**GIVEN PROBLEM**. Turn the lines below into a numbered list, starting with the line containing "- svg-text:07: 07: [1692, 855, 1704, 867]" and ending with the line containing "- svg-text:14: 14: [1172, 855, 1184, 867]", both included. Leave out any blank lines.

Element location data:
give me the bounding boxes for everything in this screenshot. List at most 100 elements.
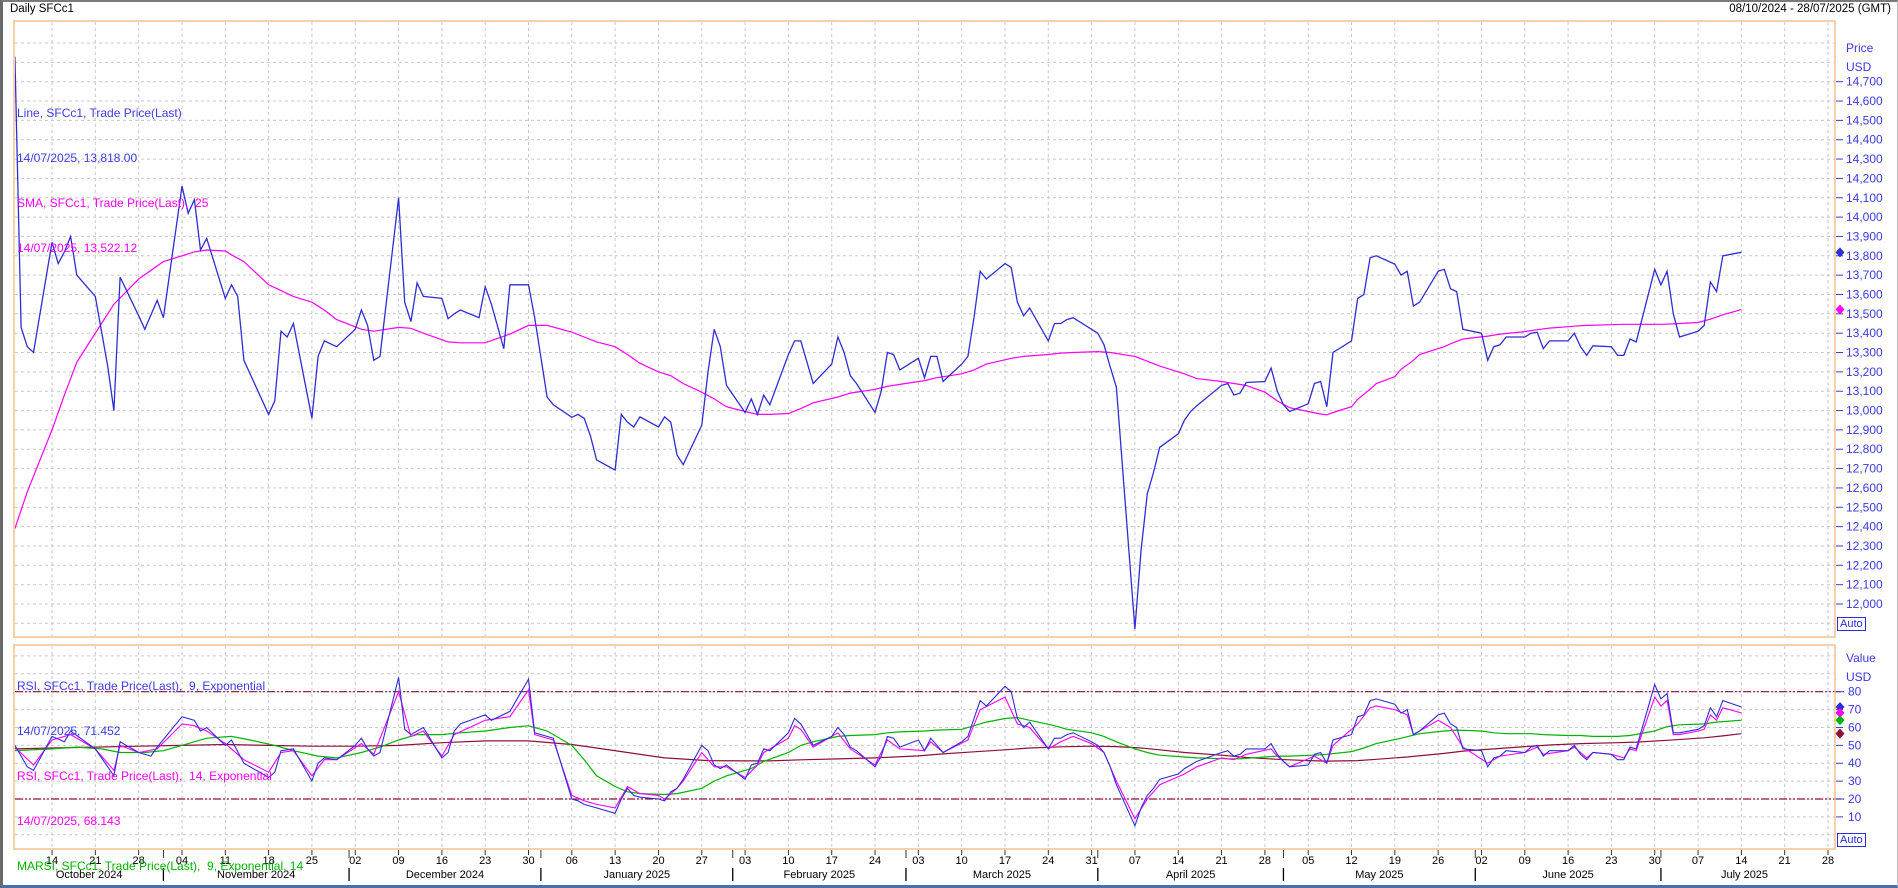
- svg-text:07: 07: [1692, 855, 1704, 867]
- price-axis-unit: USD: [1846, 60, 1871, 74]
- svg-text:12,500: 12,500: [1846, 500, 1883, 514]
- svg-text:13,800: 13,800: [1846, 249, 1883, 263]
- svg-text:30: 30: [1649, 855, 1661, 867]
- svg-text:03: 03: [912, 855, 924, 867]
- svg-text:13: 13: [609, 855, 621, 867]
- svg-text:02: 02: [1475, 855, 1487, 867]
- x-axis: 1421280411182502091623300613202703101724…: [46, 850, 1834, 881]
- svg-text:14: 14: [1735, 855, 1747, 867]
- chart-window: Daily SFCc1 08/10/2024 - 28/07/2025 (GMT…: [0, 0, 1898, 888]
- main-legend-line-0: Line, SFCc1, Trade Price(Last): [17, 106, 208, 121]
- value-axis-caption: Value: [1846, 651, 1876, 665]
- svg-text:14,400: 14,400: [1846, 133, 1883, 147]
- svg-text:14,100: 14,100: [1846, 191, 1883, 205]
- svg-text:20: 20: [652, 855, 664, 867]
- svg-text:06: 06: [566, 855, 578, 867]
- svg-text:19: 19: [1389, 855, 1401, 867]
- svg-text:12,600: 12,600: [1846, 481, 1883, 495]
- svg-text:May 2025: May 2025: [1355, 869, 1403, 881]
- svg-text:12,200: 12,200: [1846, 558, 1883, 572]
- svg-text:12,800: 12,800: [1846, 442, 1883, 456]
- svg-text:14: 14: [1172, 855, 1184, 867]
- svg-text:16: 16: [436, 855, 448, 867]
- svg-text:31: 31: [1085, 855, 1097, 867]
- svg-text:July 2025: July 2025: [1721, 869, 1768, 881]
- main-legend-line-2: SMA, SFCc1, Trade Price(Last), 25: [17, 196, 208, 211]
- svg-text:40: 40: [1848, 756, 1862, 770]
- svg-text:05: 05: [1302, 855, 1314, 867]
- svg-text:13,900: 13,900: [1846, 229, 1883, 243]
- svg-text:60: 60: [1848, 720, 1862, 734]
- svg-text:21: 21: [1215, 855, 1227, 867]
- svg-text:12,000: 12,000: [1846, 597, 1883, 611]
- svg-text:14,700: 14,700: [1846, 75, 1883, 89]
- svg-text:13,700: 13,700: [1846, 268, 1883, 282]
- svg-text:13,500: 13,500: [1846, 307, 1883, 321]
- svg-text:20: 20: [1848, 792, 1862, 806]
- svg-text:14,600: 14,600: [1846, 94, 1883, 108]
- svg-text:17: 17: [999, 855, 1011, 867]
- sma-line: [15, 250, 1742, 529]
- svg-text:30: 30: [1848, 774, 1862, 788]
- svg-text:09: 09: [392, 855, 404, 867]
- lower-legend-line-4: MARSI, SFCc1, Trade Price(Last), 9, Expo…: [17, 859, 310, 874]
- svg-text:23: 23: [1605, 855, 1617, 867]
- svg-text:13,600: 13,600: [1846, 287, 1883, 301]
- svg-text:14,300: 14,300: [1846, 152, 1883, 166]
- svg-text:13,100: 13,100: [1846, 384, 1883, 398]
- price-auto-scale-button[interactable]: Auto: [1837, 617, 1866, 631]
- svg-text:80: 80: [1848, 685, 1862, 699]
- value-marker-3: [1836, 729, 1845, 739]
- svg-text:03: 03: [739, 855, 751, 867]
- svg-text:16: 16: [1562, 855, 1574, 867]
- main-legend-line-3: 14/07/2025, 13,522.12: [17, 241, 208, 256]
- svg-text:12: 12: [1345, 855, 1357, 867]
- svg-text:14,200: 14,200: [1846, 171, 1883, 185]
- svg-text:50: 50: [1848, 738, 1862, 752]
- svg-text:January 2025: January 2025: [603, 869, 670, 881]
- lower-legend-line-2: RSI, SFCc1, Trade Price(Last), 14, Expon…: [17, 769, 310, 784]
- svg-text:April 2025: April 2025: [1166, 869, 1216, 881]
- svg-text:28: 28: [1822, 855, 1834, 867]
- svg-text:June 2025: June 2025: [1542, 869, 1593, 881]
- svg-text:12,400: 12,400: [1846, 520, 1883, 534]
- value-auto-scale-button[interactable]: Auto: [1837, 833, 1866, 847]
- lower-legend-line-1: 14/07/2025, 71.452: [17, 724, 310, 739]
- svg-text:26: 26: [1432, 855, 1444, 867]
- svg-text:12,300: 12,300: [1846, 539, 1883, 553]
- svg-text:13,400: 13,400: [1846, 326, 1883, 340]
- svg-text:10: 10: [1848, 810, 1862, 824]
- lower-legend-line-0: RSI, SFCc1, Trade Price(Last), 9, Expone…: [17, 679, 310, 694]
- price-axis-caption: Price: [1846, 41, 1873, 55]
- svg-text:23: 23: [479, 855, 491, 867]
- main-panel-border: [14, 21, 1835, 637]
- svg-text:10: 10: [782, 855, 794, 867]
- svg-text:12,100: 12,100: [1846, 578, 1883, 592]
- price-marker-1: [1836, 305, 1845, 315]
- svg-text:10: 10: [956, 855, 968, 867]
- price-axis-labels: 14,70014,60014,50014,40014,30014,20014,1…: [1836, 75, 1883, 611]
- svg-text:14,000: 14,000: [1846, 210, 1883, 224]
- svg-text:09: 09: [1519, 855, 1531, 867]
- date-range-label: 08/10/2024 - 28/07/2025 (GMT): [1729, 3, 1891, 15]
- svg-text:24: 24: [1042, 855, 1054, 867]
- svg-text:70: 70: [1848, 703, 1862, 717]
- svg-text:13,200: 13,200: [1846, 365, 1883, 379]
- svg-text:12,700: 12,700: [1846, 462, 1883, 476]
- svg-text:13,000: 13,000: [1846, 404, 1883, 418]
- svg-text:21: 21: [1779, 855, 1791, 867]
- svg-text:24: 24: [869, 855, 881, 867]
- lower-legend-line-3: 14/07/2025, 68.143: [17, 814, 310, 829]
- svg-text:March 2025: March 2025: [973, 869, 1031, 881]
- svg-text:13,300: 13,300: [1846, 346, 1883, 360]
- price-line: [15, 57, 1742, 630]
- svg-text:17: 17: [826, 855, 838, 867]
- main-legend-line-1: 14/07/2025, 13,818.00: [17, 151, 208, 166]
- svg-text:28: 28: [1259, 855, 1271, 867]
- main-legend: Line, SFCc1, Trade Price(Last) 14/07/202…: [17, 76, 208, 286]
- value-marker-2: [1836, 715, 1845, 725]
- value-axis-unit: USD: [1846, 670, 1871, 684]
- svg-text:07: 07: [1129, 855, 1141, 867]
- indicator-legend: RSI, SFCc1, Trade Price(Last), 9, Expone…: [17, 649, 310, 888]
- chart-title: Daily SFCc1: [10, 3, 74, 15]
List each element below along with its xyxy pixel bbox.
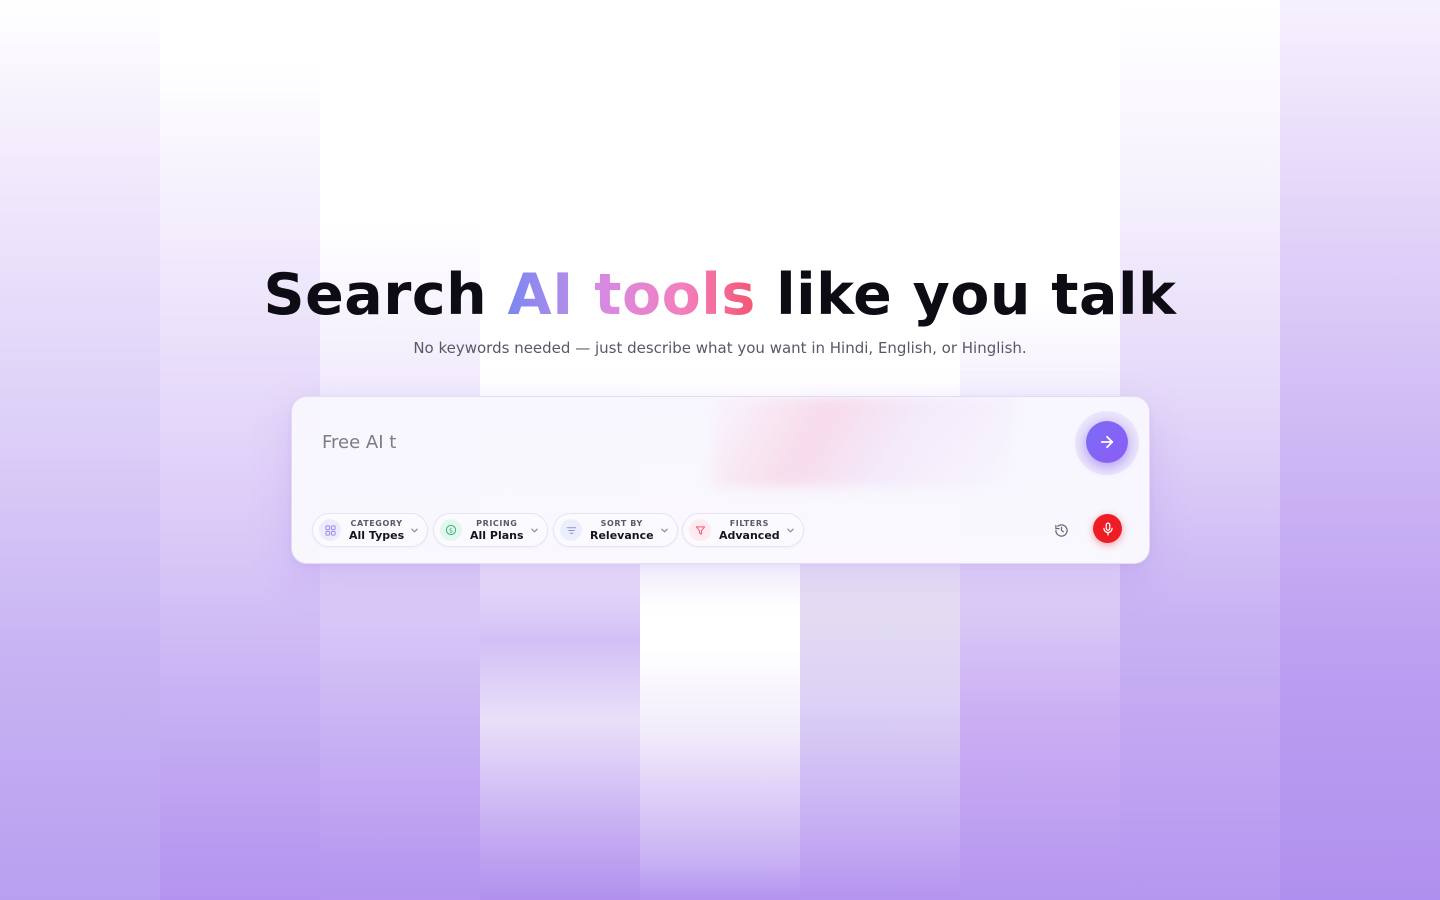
category-dropdown[interactable]: CATEGORY All Types [312,513,429,547]
svg-text:$: $ [449,526,453,534]
funnel-icon [689,519,711,541]
microphone-icon [1101,522,1115,536]
chip-label: FILTERS [729,518,769,528]
chip-text: SORT BY Relevance [590,518,654,542]
chip-value: All Plans [470,528,524,542]
pricing-dropdown[interactable]: $ PRICING All Plans [433,513,548,547]
history-button[interactable] [1048,517,1074,543]
search-card: CATEGORY All Types $ PRICING All Plans [291,396,1150,564]
title-highlight-tools: tools [594,262,756,328]
background-strip [1280,0,1440,900]
chevron-down-icon [530,526,539,535]
filters-dropdown[interactable]: FILTERS Advanced [682,513,804,547]
chevron-down-icon [660,526,669,535]
title-prefix: Search [263,262,508,328]
chip-label: SORT BY [600,518,643,528]
sort-dropdown[interactable]: SORT BY Relevance [553,513,678,547]
dollar-icon: $ [440,519,462,541]
voice-search-button[interactable] [1093,514,1122,543]
title-highlight-ai: AI [507,262,574,328]
chip-label: CATEGORY [350,518,403,528]
chip-text: PRICING All Plans [470,518,524,542]
sort-lines-icon [560,519,582,541]
arrow-right-icon [1098,433,1116,451]
chip-text: CATEGORY All Types [349,518,405,542]
title-space [574,262,594,328]
chevron-down-icon [410,526,419,535]
grid-icon [319,519,341,541]
chip-value: All Types [349,528,405,542]
chevron-down-icon [786,526,795,535]
chip-text: FILTERS Advanced [719,518,780,542]
title-suffix: like you talk [755,262,1177,328]
page-title: Search AI tools like you talk [0,262,1440,328]
search-input[interactable] [322,427,1042,457]
page-subtitle: No keywords needed — just describe what … [413,339,1027,357]
chip-value: Relevance [590,528,654,542]
history-icon [1054,523,1069,538]
submit-search-button[interactable] [1086,421,1128,463]
background-strip [0,0,160,900]
chip-label: PRICING [476,518,518,528]
chip-value: Advanced [719,528,780,542]
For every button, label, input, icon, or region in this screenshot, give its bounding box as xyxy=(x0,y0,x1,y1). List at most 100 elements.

**WRITTEN RESPONSE**.
1. - svg-text:07: 07: [1692, 855, 1704, 867]
2. - price-axis-unit: USD: [1846, 60, 1871, 74]
3. - svg-text:12,500: 12,500: [1846, 500, 1883, 514]
4. - svg-text:13,800: 13,800: [1846, 249, 1883, 263]
5. - svg-text:30: 30: [1649, 855, 1661, 867]
6. - svg-text:03: 03: [912, 855, 924, 867]
7. - svg-text:13: 13: [609, 855, 621, 867]
8. - svg-text:02: 02: [1475, 855, 1487, 867]
9. - x-axis: 1421280411182502091623300613202703101724…: [46, 850, 1834, 881]
10. - svg-text:14: 14: [1735, 855, 1747, 867]
11. - chart-window: Daily SFCc1 08/10/2024 - 28/07/2025 (GMT…: [0, 0, 1898, 888]
12. - main-legend-line-0: Line, SFCc1, Trade Price(Last): [17, 106, 208, 121]
13. - value-axis-caption: Value: [1846, 651, 1876, 665]
14. - svg-text:14,400: 14,400: [1846, 133, 1883, 147]
15. - svg-text:14,100: 14,100: [1846, 191, 1883, 205]
16. - svg-text:20: 20: [652, 855, 664, 867]
17. - svg-text:06: 06: [566, 855, 578, 867]
18. - svg-text:19: 19: [1389, 855, 1401, 867]
19. - svg-text:12,600: 12,600: [1846, 481, 1883, 495]
20. - svg-text:May 2025: May 2025: [1355, 869, 1403, 881]
21. - svg-text:12,200: 12,200: [1846, 558, 1883, 572]
22. - svg-text:12,800: 12,800: [1846, 442, 1883, 456]
23. - svg-text:14: 14: [1172, 855, 1184, 867]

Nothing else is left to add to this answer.